Text segment:
GOING eight months into the pandemic, the bayanihan spirit of the Filipino American community is unwavering, as individuals continue to extend generosity to support frontline workers and families in need.
The “Filipinos Feed the Frontlines” campaign on Thursday, October 8 began its first distribution of 100 meals from Fil-Am restaurant Sari Sari Store to residents in Los Angeles’ Historic Filipinotown neighborhood.
“Despite it being already eight months into this pandemic, the issue of food insecurity still looms in many community members’ minds. It is more evident now as many have not been able to secure work and jobs like before,” Maria Carmel Valendez, youth programs coordinator at Search to Involve Pilipino Americans (SIPA), told the Asian Journal following Thursday’s delivery. “Additionally, the loss of certain unemployment benefits means less money for HiFi families and their necessities. They are having to choose what priorities are of higher importance for their family.”
Started in April by Kultivate Labs, a non-profit economic development and arts organization based in the Bay Area, the “Filipinos Feed the Frontlines” program raised $100,000 to help stabilize 10 Fil-Am-owned restaurants and provide 10,000 meals for health care workers and scientists and Filipino seniors and low-income families in the South of Market (SOMA) and Excelsior neighborhoods of San Francisco.
After reaching the monetary goal, Jason Angeles and Ronnie Taylor — serial restaurateurs and partners of several businesses: SSF Chickenbox, IVSF Catering, Frozen Kuhsterd, Sugar & Spun, Churreria SF and Love Burn — have committed a weekly monetary donation of $1,500 to the campaign, with $1,000 going to the program in the Bay Area and the remaining $500 to support the expansion of #FilipinosFeedTheFrontlines to HiFi.
This expansion is in partnership with SIPA and restaurants, Sari Sari Store, Spoon & Pork, HiFi Kitchen, and The Park’s Finest.
“Although a meal may not mean too much to the average person, the money a free meal saves can be put towards other necessities like rent and utilities. Filipinos Feed The Frontlines not only feeds people with food, but displays a sense of community care and social connection that people are missing now. We hope that this project and our partnership with Kultivate Labs on Filipinos Feed the Frontlines feeds both their stomachs and souls,” Valendez added.
This program also builds upon the Feed the Frontliners project started by The Park’s Finest this past March, through which they raised funds to buy savory meals for health care workers and first responders in Los Angeles County. To date, the project efforts have provided free community-sponsored catered meals to 25,320 personnel of health care facilities and firehouses throughout the county.
“When we come to hospitals or facilities, they tell us that this meal delivery is a highlight of their month or week and it gives them a short break from the reality of the pandemic that is unevenly affecting immigrant communities like ours,” Johneric Concordia of The Park’s Finest previously told the Asian Journal.
Contributions to the #FilipinosFeedTheFrontlines fundraising campaign can be made at www.filipinosfeedthefrontlines.com. The website has options to directly donate or purchase merchandise like shirts, tote bags, and masks — the funds of which will go towards a meal.

Dataset content:
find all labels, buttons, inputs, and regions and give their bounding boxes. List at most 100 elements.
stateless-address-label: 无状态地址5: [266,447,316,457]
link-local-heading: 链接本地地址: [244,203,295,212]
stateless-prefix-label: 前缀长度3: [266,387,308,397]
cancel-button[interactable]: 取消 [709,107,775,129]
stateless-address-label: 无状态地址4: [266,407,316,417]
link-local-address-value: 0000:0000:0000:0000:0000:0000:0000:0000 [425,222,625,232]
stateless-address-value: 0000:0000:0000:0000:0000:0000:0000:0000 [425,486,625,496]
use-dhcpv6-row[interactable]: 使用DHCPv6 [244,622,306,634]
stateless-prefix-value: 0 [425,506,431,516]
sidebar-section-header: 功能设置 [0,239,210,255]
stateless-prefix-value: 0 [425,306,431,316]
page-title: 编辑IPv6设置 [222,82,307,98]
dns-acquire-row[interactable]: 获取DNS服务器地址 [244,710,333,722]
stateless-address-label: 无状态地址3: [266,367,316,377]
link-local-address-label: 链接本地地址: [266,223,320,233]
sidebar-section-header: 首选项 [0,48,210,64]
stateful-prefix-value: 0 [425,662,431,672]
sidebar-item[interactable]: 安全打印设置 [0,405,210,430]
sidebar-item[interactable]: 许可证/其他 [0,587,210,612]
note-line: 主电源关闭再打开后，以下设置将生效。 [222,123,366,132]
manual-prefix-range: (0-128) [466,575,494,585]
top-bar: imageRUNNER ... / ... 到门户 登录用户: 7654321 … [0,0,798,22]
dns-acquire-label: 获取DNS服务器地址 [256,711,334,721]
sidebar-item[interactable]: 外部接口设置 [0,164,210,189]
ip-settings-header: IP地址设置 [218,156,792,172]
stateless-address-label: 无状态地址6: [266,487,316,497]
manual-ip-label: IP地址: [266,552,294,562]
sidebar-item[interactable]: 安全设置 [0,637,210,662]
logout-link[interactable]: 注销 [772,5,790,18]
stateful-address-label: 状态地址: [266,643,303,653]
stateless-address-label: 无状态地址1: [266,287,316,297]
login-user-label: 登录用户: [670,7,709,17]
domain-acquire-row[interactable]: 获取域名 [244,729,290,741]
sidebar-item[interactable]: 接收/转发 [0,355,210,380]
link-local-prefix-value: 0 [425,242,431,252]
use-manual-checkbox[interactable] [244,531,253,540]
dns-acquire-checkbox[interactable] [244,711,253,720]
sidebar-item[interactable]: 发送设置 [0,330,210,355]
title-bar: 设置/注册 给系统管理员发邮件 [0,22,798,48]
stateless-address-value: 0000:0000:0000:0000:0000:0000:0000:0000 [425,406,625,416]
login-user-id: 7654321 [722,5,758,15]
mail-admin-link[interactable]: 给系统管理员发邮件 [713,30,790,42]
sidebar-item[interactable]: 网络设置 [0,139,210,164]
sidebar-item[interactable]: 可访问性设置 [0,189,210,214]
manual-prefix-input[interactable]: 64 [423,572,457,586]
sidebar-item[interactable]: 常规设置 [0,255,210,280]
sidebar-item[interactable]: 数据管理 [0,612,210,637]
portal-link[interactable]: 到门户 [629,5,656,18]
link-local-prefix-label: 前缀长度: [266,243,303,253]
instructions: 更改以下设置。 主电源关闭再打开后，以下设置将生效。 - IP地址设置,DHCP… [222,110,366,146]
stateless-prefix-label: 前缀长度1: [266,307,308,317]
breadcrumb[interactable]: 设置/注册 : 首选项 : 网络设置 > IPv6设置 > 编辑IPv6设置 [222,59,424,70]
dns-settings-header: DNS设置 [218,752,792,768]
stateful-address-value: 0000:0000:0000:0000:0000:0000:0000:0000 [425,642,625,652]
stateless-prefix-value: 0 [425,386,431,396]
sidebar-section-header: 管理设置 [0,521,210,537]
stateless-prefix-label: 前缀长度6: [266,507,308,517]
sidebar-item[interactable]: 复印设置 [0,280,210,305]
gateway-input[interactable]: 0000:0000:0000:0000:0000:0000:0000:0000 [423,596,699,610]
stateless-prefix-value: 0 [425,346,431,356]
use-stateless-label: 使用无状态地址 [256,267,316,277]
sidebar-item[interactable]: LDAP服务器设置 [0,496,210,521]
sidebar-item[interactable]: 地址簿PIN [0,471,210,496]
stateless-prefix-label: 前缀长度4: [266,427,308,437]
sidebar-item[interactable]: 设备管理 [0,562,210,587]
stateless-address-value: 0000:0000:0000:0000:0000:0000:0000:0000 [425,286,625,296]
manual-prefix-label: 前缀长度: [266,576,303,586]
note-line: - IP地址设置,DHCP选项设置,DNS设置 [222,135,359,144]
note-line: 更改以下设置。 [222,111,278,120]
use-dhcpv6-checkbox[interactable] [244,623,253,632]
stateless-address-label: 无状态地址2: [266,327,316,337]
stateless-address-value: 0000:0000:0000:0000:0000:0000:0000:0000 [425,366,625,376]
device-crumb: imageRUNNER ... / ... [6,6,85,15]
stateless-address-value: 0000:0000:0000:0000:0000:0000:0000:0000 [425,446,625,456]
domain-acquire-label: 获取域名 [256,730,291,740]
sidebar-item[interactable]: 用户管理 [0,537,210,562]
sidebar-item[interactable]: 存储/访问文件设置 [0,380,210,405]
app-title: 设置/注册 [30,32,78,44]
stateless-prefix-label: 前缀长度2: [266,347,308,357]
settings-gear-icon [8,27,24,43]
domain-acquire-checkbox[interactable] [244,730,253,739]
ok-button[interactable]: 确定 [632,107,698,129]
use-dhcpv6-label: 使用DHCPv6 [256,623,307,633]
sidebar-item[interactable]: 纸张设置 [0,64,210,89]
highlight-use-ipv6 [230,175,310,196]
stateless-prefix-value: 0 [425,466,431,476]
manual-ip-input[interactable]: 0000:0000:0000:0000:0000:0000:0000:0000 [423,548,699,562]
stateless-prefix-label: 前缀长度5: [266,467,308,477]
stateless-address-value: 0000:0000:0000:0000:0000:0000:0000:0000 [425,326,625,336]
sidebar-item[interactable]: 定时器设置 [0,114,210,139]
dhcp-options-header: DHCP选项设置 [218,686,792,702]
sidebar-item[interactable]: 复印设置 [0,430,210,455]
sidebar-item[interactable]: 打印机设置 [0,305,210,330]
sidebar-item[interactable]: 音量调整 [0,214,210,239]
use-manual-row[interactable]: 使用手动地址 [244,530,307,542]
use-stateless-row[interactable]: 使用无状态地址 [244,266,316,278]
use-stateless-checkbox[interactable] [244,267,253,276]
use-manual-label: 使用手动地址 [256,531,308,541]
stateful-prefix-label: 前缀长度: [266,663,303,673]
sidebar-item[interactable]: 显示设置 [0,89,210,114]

Apply what you read:
1. These questions are about the article on the Filipinos Feed the Frontlines campaign.
(a) How many meals were in the campaign's first distribution in Historic Filipinotown, and which restaurant provided them?
(b) How much money did the program raise after Kultivate Labs started it in April?
(c) How many health care and firehouse personnel has the Feed the Frontliners project provided meals to so far?
2. Copy the article on the Filipinos Feed the Frontlines campaign word for word, from "After reaching the" up to and including "The Park’s Finest.".

Per-task answers:
1.
(a) 100 meals, from Sari Sari Store.
(b) $100,000.
(c) 25,320.

2.
After reaching the monetary goal, Jason Angeles and Ronnie Taylor — serial restaurateurs and partners of several businesses: SSF Chickenbox, IVSF Catering, Frozen Kuhsterd, Sugar & Spun, Churreria SF and Love Burn — have committed a weekly monetary donation of $1,500 to the campaign, with $1,000 going to the program in the Bay Area and the remaining $500 to support the expansion of #FilipinosFeedTheFrontlines to HiFi.
This expansion is in partnership with SIPA and restaurants, Sari Sari Store, Spoon & Pork, HiFi Kitchen, and The Park’s Finest.